- [Task prompt]: Would it be possible to write out each entry below exactly, without the pictures?

__________________________________________________

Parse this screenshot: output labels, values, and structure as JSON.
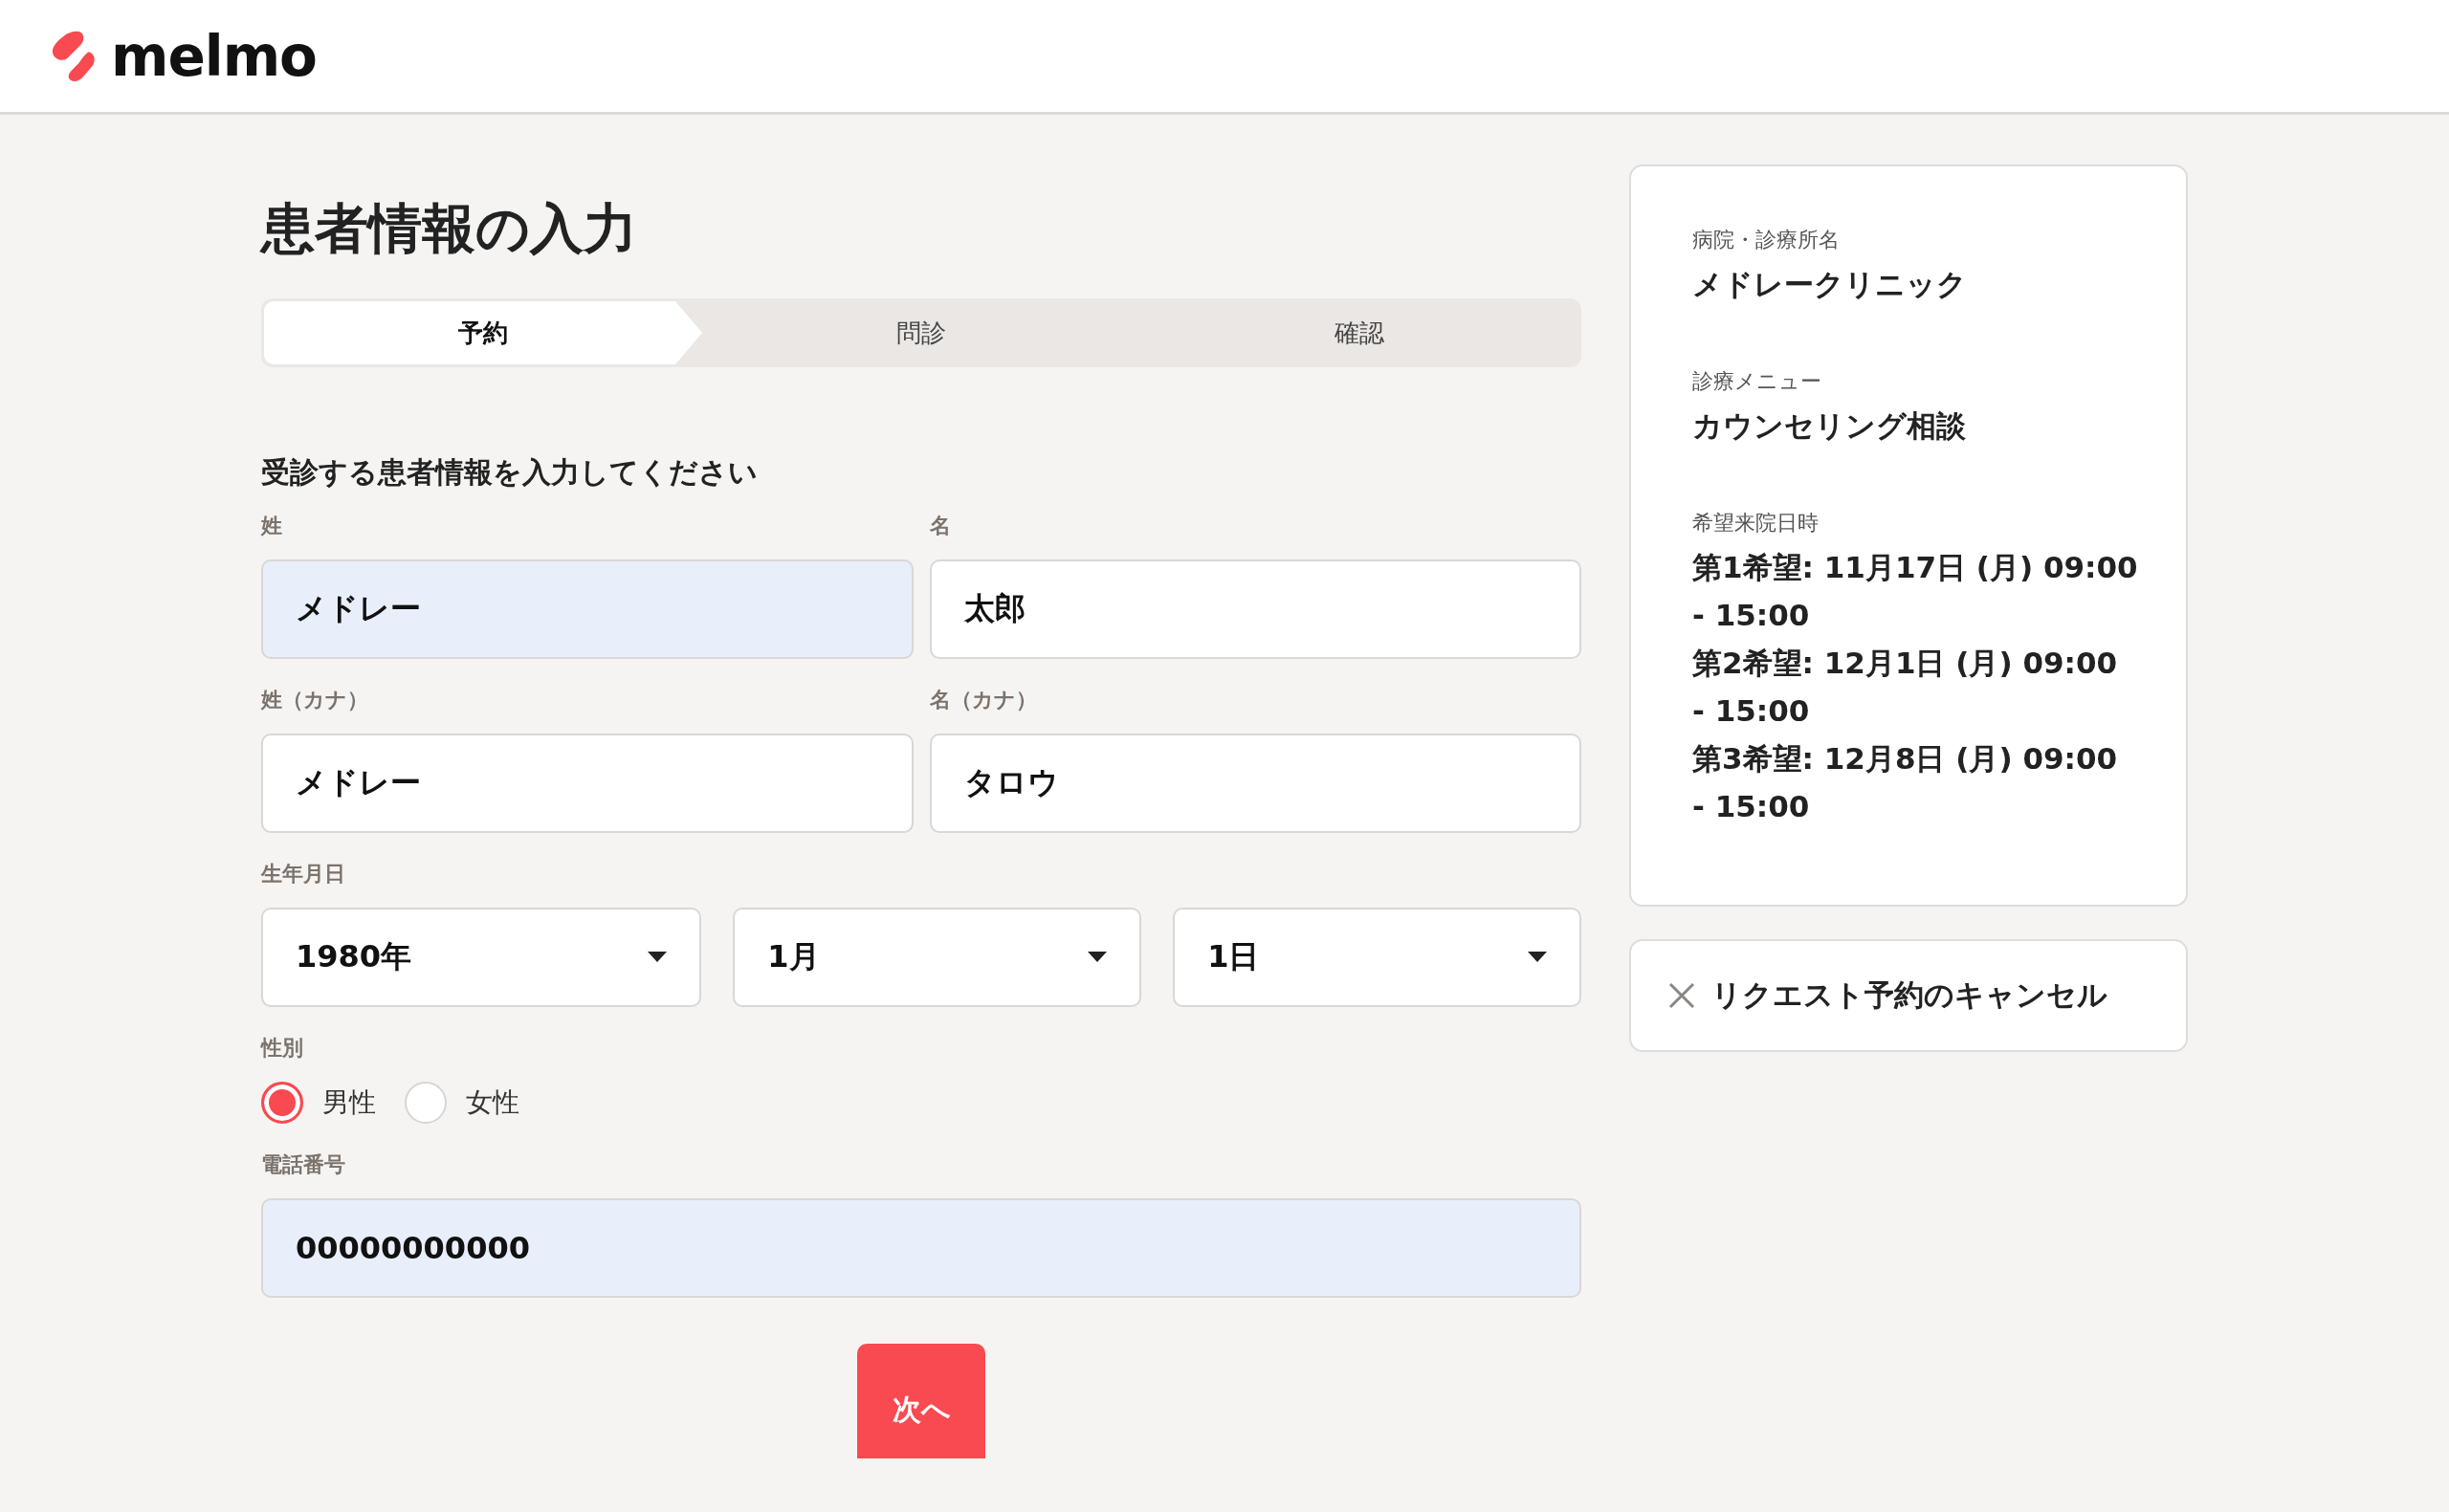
{
  "header": {
    "logo_text": "melmo"
  },
  "title": "患者情報の入力",
  "steps": [
    {
      "label": "予約",
      "selected": true
    },
    {
      "label": "問診",
      "selected": false
    },
    {
      "label": "確認",
      "selected": false
    }
  ],
  "section_heading": "受診する患者情報を入力してください",
  "name_rows": [
    [
      {
        "label": "姓",
        "value": "メドレー",
        "autofilled": true
      },
      {
        "label": "名",
        "value": "太郎",
        "autofilled": false
      }
    ],
    [
      {
        "label": "姓（カナ）",
        "value": "メドレー",
        "autofilled": false
      },
      {
        "label": "名（カナ）",
        "value": "タロウ",
        "autofilled": false
      }
    ]
  ],
  "birthdate": {
    "label": "生年月日",
    "selects": [
      "1980年",
      "1月",
      "1日"
    ]
  },
  "gender": {
    "label": "性別",
    "options": [
      {
        "label": "男性",
        "selected": true
      },
      {
        "label": "女性",
        "selected": false
      }
    ]
  },
  "phone": {
    "label": "電話番号",
    "value": "00000000000",
    "autofilled": true
  },
  "next_button": "次へ",
  "summary": {
    "items": [
      {
        "label": "病院・診療所名",
        "values": [
          "メドレークリニック"
        ]
      },
      {
        "label": "診療メニュー",
        "values": [
          "カウンセリング相談"
        ]
      },
      {
        "label": "希望来院日時",
        "values": [
          "第1希望: 11月17日 (月) 09:00 - 15:00",
          "第2希望: 12月1日 (月) 09:00 - 15:00",
          "第3希望: 12月8日 (月) 09:00 - 15:00"
        ]
      }
    ]
  },
  "cancel_button": "リクエスト予約のキャンセル"
}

__________________________________________________

- [Expected answer]:
Parse this screenshot: output labels, values, and structure as JSON.
{
  "header": {
    "logo_text": "melmo"
  },
  "title": "患者情報の入力",
  "steps": [
    {
      "label": "予約",
      "selected": true
    },
    {
      "label": "問診",
      "selected": false
    },
    {
      "label": "確認",
      "selected": false
    }
  ],
  "section_heading": "受診する患者情報を入力してください",
  "name_rows": [
    [
      {
        "label": "姓",
        "value": "メドレー",
        "autofilled": true
      },
      {
        "label": "名",
        "value": "太郎",
        "autofilled": false
      }
    ],
    [
      {
        "label": "姓（カナ）",
        "value": "メドレー",
        "autofilled": false
      },
      {
        "label": "名（カナ）",
        "value": "タロウ",
        "autofilled": false
      }
    ]
  ],
  "birthdate": {
    "label": "生年月日",
    "selects": [
      "1980年",
      "1月",
      "1日"
    ]
  },
  "gender": {
    "label": "性別",
    "options": [
      {
        "label": "男性",
        "selected": true
      },
      {
        "label": "女性",
        "selected": false
      }
    ]
  },
  "phone": {
    "label": "電話番号",
    "value": "00000000000",
    "autofilled": true
  },
  "next_button": "次へ",
  "summary": {
    "items": [
      {
        "label": "病院・診療所名",
        "values": [
          "メドレークリニック"
        ]
      },
      {
        "label": "診療メニュー",
        "values": [
          "カウンセリング相談"
        ]
      },
      {
        "label": "希望来院日時",
        "values": [
          "第1希望: 11月17日 (月) 09:00 - 15:00",
          "第2希望: 12月1日 (月) 09:00 - 15:00",
          "第3希望: 12月8日 (月) 09:00 - 15:00"
        ]
      }
    ]
  },
  "cancel_button": "リクエスト予約のキャンセル"
}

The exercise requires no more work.